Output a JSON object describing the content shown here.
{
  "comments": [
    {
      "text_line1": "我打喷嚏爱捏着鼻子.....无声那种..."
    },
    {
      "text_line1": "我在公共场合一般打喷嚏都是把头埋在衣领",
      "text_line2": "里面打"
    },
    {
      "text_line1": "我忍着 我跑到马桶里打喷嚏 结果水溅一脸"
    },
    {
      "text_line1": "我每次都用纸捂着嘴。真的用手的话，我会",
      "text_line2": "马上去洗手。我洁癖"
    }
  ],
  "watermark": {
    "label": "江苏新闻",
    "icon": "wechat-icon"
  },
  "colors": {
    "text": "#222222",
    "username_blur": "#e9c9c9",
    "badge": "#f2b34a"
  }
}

════════════════

* _What you have to do_
Copy each entry exactly, with nothing added or dropped.

* _Result of this task_
Output a JSON object describing the content shown here.
{
  "comments": [
    {
      "text_line1": "我打喷嚏爱捏着鼻子.....无声那种..."
    },
    {
      "text_line1": "我在公共场合一般打喷嚏都是把头埋在衣领",
      "text_line2": "里面打"
    },
    {
      "text_line1": "我忍着 我跑到马桶里打喷嚏 结果水溅一脸"
    },
    {
      "text_line1": "我每次都用纸捂着嘴。真的用手的话，我会",
      "text_line2": "马上去洗手。我洁癖"
    }
  ],
  "watermark": {
    "label": "江苏新闻",
    "icon": "wechat-icon"
  },
  "colors": {
    "text": "#222222",
    "username_blur": "#e9c9c9",
    "badge": "#f2b34a"
  }
}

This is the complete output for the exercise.